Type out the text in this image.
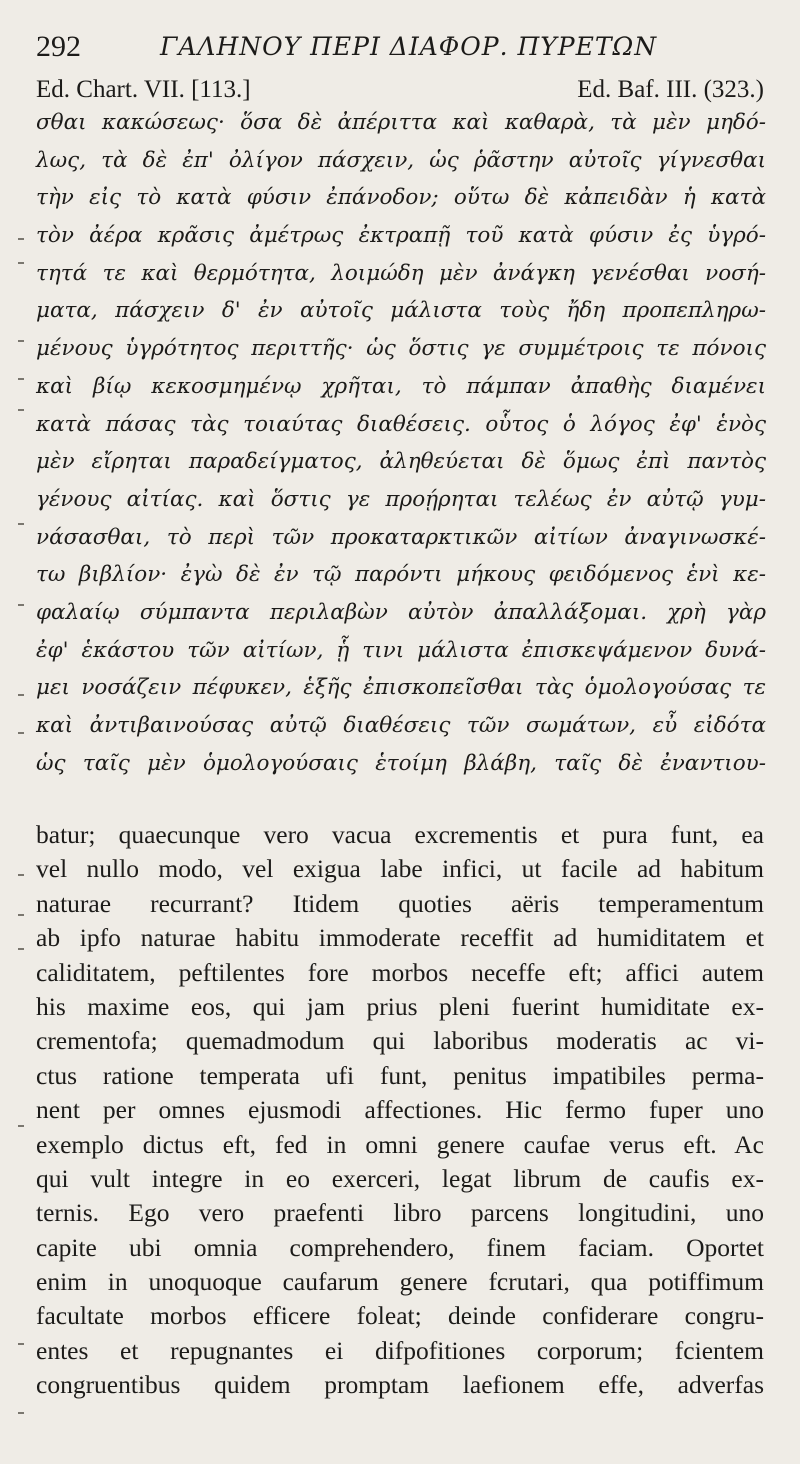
292	ΓΑΛΗΝΟΥ ΠΕΡΙ ΔΙΑΦΟΡ. ΠΥΡΕΤΩΝ
Ed. Chart. VII. [113.]	Ed. Baf. III. (323.)
σθαι κακώσεως· ὅσα δὲ ἀπέριττα καὶ καθαρὰ, τὰ μὲν μηδό-
λως, τὰ δὲ ἐπ' ὀλίγον πάσχειν, ὡς ῥᾶστην αὐτοῖς γίγνεσθαι
τὴν εἰς τὸ κατὰ φύσιν ἐπάνοδον; οὕτω δὲ κἀπειδὰν ἡ κατὰ
τὸν ἀέρα κρᾶσις ἀμέτρως ἐκτραπῇ τοῦ κατὰ φύσιν ἐς ὑγρό-
τητά τε καὶ θερμότητα, λοιμώδη μὲν ἀνάγκη γενέσθαι νοσή-
ματα, πάσχειν δ' ἐν αὐτοῖς μάλιστα τοὺς ἤδη προπεπληρω-
μένους ὑγρότητος περιττῆς· ὡς ὅστις γε συμμέτροις τε πόνοις
καὶ βίῳ κεκοσμημένῳ χρῆται, τὸ πάμπαν ἀπαθὴς διαμένει
κατὰ πάσας τὰς τοιαύτας διαθέσεις. οὗτος ὁ λόγος ἐφ' ἑνὸς
μὲν εἴρηται παραδείγματος, ἀληθεύεται δὲ ὅμως ἐπὶ παντὸς
γένους αἰτίας. καὶ ὅστις γε προῄρηται τελέως ἐν αὐτῷ γυμ-
νάσασθαι, τὸ περὶ τῶν προκαταρκτικῶν αἰτίων ἀναγινωσκέ-
τω βιβλίον· ἐγὼ δὲ ἐν τῷ παρόντι μήκους φειδόμενος ἑνὶ κε-
φαλαίῳ σύμπαντα περιλαβὼν αὐτὸν ἀπαλλάξομαι. χρὴ γὰρ
ἐφ' ἑκάστου τῶν αἰτίων, ᾗ τινι μάλιστα ἐπισκεψάμενον δυνά-
μει νοσάζειν πέφυκεν, ἑξῆς ἐπισκοπεῖσθαι τὰς ὁμολογούσας τε
καὶ ἀντιβαινούσας αὐτῷ διαθέσεις τῶν σωμάτων, εὖ εἰδότα
ὡς ταῖς μὲν ὁμολογούσαις ἑτοίμη βλάβη, ταῖς δὲ ἐναντιου-
batur; quaecunque vero vacua excrementis et pura funt, ea
vel nullo modo, vel exigua labe infici, ut facile ad habitum
naturae recurrant? Itidem quoties aëris temperamentum
ab ipfo naturae habitu immoderate receffit ad humiditatem et
caliditatem, peftilentes fore morbos neceffe eft; affici autem
his maxime eos, qui jam prius pleni fuerint humiditate ex-
crementofa; quemadmodum qui laboribus moderatis ac vi-
ctus ratione temperata ufi funt, penitus impatibiles perma-
nent per omnes ejusmodi affectiones. Hic fermo fuper uno
exemplo dictus eft, fed in omni genere caufae verus eft. Ac
qui vult integre in eo exerceri, legat librum de caufis ex-
ternis. Ego vero praefenti libro parcens longitudini, uno
capite ubi omnia comprehendero, finem faciam. Oportet
enim in unoquoque caufarum genere fcrutari, qua potiffimum
facultate morbos efficere foleat; deinde confiderare congru-
entes et repugnantes ei difpofitiones corporum; fcientem
congruentibus quidem promptam laefionem effe, adverfas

--

Written exercise: Retype each line of the listing above word for word. Exclude the pictures.

Exercise response:
Type out the text in this image.
292	ΓΑΛΗΝΟΥ ΠΕΡΙ ΔΙΑΦΟΡ. ΠΥΡΕΤΩΝ
Ed. Chart. VII. [113.]	Ed. Baf. III. (323.)
σθαι κακώσεως· ὅσα δὲ ἀπέριττα καὶ καθαρὰ, τὰ μὲν μηδό-
λως, τὰ δὲ ἐπ' ὀλίγον πάσχειν, ὡς ῥᾶστην αὐτοῖς γίγνεσθαι
τὴν εἰς τὸ κατὰ φύσιν ἐπάνοδον; οὕτω δὲ κἀπειδὰν ἡ κατὰ
τὸν ἀέρα κρᾶσις ἀμέτρως ἐκτραπῇ τοῦ κατὰ φύσιν ἐς ὑγρό-
τητά τε καὶ θερμότητα, λοιμώδη μὲν ἀνάγκη γενέσθαι νοσή-
ματα, πάσχειν δ' ἐν αὐτοῖς μάλιστα τοὺς ἤδη προπεπληρω-
μένους ὑγρότητος περιττῆς· ὡς ὅστις γε συμμέτροις τε πόνοις
καὶ βίῳ κεκοσμημένῳ χρῆται, τὸ πάμπαν ἀπαθὴς διαμένει
κατὰ πάσας τὰς τοιαύτας διαθέσεις. οὗτος ὁ λόγος ἐφ' ἑνὸς
μὲν εἴρηται παραδείγματος, ἀληθεύεται δὲ ὅμως ἐπὶ παντὸς
γένους αἰτίας. καὶ ὅστις γε προῄρηται τελέως ἐν αὐτῷ γυμ-
νάσασθαι, τὸ περὶ τῶν προκαταρκτικῶν αἰτίων ἀναγινωσκέ-
τω βιβλίον· ἐγὼ δὲ ἐν τῷ παρόντι μήκους φειδόμενος ἑνὶ κε-
φαλαίῳ σύμπαντα περιλαβὼν αὐτὸν ἀπαλλάξομαι. χρὴ γὰρ
ἐφ' ἑκάστου τῶν αἰτίων, ᾗ τινι μάλιστα ἐπισκεψάμενον δυνά-
μει νοσάζειν πέφυκεν, ἑξῆς ἐπισκοπεῖσθαι τὰς ὁμολογούσας τε
καὶ ἀντιβαινούσας αὐτῷ διαθέσεις τῶν σωμάτων, εὖ εἰδότα
ὡς ταῖς μὲν ὁμολογούσαις ἑτοίμη βλάβη, ταῖς δὲ ἐναντιου-
batur; quaecunque vero vacua excrementis et pura funt, ea
vel nullo modo, vel exigua labe infici, ut facile ad habitum
naturae recurrant? Itidem quoties aëris temperamentum
ab ipfo naturae habitu immoderate receffit ad humiditatem et
caliditatem, peftilentes fore morbos neceffe eft; affici autem
his maxime eos, qui jam prius pleni fuerint humiditate ex-
crementofa; quemadmodum qui laboribus moderatis ac vi-
ctus ratione temperata ufi funt, penitus impatibiles perma-
nent per omnes ejusmodi affectiones. Hic fermo fuper uno
exemplo dictus eft, fed in omni genere caufae verus eft. Ac
qui vult integre in eo exerceri, legat librum de caufis ex-
ternis. Ego vero praefenti libro parcens longitudini, uno
capite ubi omnia comprehendero, finem faciam. Oportet
enim in unoquoque caufarum genere fcrutari, qua potiffimum
facultate morbos efficere foleat; deinde confiderare congru-
entes et repugnantes ei difpofitiones corporum; fcientem
congruentibus quidem promptam laefionem effe, adverfas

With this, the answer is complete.